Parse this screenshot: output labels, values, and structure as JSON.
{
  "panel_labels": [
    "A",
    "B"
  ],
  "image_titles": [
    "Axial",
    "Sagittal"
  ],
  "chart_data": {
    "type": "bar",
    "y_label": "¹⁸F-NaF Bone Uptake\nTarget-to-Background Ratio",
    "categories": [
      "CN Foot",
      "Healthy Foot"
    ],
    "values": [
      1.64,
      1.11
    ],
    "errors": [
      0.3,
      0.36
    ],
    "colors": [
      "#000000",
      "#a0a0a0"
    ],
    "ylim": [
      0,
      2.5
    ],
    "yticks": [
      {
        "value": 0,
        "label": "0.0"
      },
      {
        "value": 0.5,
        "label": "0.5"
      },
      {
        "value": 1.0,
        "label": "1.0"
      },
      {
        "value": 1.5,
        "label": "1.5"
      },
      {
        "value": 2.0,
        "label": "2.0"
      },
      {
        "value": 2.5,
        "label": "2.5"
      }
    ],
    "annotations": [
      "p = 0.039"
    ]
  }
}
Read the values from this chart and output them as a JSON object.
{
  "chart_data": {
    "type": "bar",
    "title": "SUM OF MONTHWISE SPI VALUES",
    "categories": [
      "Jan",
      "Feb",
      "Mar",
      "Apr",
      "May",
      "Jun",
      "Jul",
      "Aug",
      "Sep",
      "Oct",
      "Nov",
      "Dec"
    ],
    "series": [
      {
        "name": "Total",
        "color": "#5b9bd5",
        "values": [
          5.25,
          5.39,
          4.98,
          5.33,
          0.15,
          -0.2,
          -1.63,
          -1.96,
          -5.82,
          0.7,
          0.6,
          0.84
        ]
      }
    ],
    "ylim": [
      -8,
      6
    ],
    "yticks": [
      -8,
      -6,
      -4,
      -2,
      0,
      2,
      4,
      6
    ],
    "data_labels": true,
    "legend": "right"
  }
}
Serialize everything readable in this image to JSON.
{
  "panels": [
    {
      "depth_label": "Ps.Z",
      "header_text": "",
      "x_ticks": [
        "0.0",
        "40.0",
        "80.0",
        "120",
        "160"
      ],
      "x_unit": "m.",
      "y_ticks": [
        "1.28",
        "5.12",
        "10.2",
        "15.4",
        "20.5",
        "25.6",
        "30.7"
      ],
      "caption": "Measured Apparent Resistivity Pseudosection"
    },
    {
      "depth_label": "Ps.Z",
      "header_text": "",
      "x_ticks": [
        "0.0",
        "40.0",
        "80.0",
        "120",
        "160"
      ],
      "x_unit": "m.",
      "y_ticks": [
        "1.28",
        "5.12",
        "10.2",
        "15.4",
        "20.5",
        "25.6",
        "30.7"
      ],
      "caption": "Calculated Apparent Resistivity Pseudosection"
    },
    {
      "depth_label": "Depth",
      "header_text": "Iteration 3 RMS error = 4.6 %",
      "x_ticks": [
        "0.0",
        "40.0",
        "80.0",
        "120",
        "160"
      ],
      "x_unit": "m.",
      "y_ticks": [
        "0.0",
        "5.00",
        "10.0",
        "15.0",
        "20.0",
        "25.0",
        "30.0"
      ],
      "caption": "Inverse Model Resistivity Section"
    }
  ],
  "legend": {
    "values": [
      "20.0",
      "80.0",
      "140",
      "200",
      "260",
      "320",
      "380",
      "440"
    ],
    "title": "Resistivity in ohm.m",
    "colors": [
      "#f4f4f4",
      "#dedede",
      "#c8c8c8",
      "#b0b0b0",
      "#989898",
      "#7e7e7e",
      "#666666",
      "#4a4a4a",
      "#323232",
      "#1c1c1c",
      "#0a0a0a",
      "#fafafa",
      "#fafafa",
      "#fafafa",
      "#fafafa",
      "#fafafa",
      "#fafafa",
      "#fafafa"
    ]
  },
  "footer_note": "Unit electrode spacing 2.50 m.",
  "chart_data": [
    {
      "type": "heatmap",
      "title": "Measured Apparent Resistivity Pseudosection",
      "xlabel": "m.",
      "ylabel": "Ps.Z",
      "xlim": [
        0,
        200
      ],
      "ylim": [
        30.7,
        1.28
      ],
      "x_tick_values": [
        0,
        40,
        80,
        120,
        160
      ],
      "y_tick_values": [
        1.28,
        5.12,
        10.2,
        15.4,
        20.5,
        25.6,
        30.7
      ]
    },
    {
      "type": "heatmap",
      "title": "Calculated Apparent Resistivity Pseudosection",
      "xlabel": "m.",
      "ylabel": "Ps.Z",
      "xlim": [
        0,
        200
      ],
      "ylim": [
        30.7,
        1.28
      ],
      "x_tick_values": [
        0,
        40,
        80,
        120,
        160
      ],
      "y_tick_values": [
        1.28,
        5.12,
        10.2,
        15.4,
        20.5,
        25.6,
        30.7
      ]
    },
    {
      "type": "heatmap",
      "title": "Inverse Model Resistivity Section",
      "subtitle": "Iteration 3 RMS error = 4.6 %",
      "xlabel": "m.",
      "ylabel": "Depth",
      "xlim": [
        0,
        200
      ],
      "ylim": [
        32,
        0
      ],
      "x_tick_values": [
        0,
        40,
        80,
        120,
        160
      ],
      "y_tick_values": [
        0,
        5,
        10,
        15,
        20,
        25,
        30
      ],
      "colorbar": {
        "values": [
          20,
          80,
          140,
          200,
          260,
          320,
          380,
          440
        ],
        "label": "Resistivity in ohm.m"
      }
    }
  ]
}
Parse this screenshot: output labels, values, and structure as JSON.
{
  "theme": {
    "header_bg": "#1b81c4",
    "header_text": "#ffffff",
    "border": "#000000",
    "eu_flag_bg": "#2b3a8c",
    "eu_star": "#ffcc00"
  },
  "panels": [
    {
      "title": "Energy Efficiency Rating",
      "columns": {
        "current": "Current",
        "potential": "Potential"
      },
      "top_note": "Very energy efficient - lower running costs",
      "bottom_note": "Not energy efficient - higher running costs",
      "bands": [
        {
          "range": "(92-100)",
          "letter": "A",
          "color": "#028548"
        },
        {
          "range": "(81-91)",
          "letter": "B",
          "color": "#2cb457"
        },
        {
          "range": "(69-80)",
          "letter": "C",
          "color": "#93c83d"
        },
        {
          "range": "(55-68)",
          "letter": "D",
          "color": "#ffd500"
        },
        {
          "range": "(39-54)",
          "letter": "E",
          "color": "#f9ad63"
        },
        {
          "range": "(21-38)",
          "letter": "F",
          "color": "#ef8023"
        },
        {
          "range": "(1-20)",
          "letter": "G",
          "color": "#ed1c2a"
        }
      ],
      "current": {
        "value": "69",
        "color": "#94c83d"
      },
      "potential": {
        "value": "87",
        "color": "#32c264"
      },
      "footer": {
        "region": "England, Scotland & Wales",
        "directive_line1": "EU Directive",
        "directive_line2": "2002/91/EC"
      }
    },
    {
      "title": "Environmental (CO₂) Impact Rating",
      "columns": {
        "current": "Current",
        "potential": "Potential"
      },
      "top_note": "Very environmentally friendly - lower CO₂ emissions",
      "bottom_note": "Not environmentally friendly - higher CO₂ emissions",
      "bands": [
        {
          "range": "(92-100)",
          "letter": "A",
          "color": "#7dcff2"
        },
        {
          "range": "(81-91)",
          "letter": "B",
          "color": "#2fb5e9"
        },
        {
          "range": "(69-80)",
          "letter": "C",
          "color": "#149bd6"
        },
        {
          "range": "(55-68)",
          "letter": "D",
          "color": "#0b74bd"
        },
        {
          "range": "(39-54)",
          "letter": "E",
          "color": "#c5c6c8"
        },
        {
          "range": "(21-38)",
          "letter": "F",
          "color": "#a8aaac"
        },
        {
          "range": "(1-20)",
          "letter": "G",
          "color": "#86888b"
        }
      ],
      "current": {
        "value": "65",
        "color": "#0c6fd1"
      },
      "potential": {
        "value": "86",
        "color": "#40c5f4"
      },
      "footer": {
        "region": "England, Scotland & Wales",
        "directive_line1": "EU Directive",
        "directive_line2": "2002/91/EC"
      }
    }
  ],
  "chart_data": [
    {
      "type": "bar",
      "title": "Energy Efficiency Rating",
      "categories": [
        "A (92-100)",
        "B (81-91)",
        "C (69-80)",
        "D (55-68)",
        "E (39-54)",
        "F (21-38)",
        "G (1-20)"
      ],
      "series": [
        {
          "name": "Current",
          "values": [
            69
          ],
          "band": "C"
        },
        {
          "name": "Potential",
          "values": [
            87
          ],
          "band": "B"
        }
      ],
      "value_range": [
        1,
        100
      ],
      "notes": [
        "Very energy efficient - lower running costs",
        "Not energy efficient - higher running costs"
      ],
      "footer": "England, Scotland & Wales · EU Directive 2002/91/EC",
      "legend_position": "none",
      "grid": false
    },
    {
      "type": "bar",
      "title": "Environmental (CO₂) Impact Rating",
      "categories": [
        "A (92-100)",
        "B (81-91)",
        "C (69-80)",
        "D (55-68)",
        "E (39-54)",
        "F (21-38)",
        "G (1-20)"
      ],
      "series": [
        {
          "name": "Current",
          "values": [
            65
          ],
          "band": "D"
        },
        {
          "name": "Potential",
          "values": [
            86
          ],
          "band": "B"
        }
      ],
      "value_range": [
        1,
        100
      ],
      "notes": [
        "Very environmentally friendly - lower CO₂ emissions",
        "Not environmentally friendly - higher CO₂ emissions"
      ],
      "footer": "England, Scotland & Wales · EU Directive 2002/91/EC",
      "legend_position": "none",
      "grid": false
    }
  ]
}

#####

→ **Aim**:
Pull out each line holding the string "Inverse".

→ **Problem solution**:
      "caption": "Inverse Model Resistivity Section"
      "title": "Inverse Model Resistivity Section",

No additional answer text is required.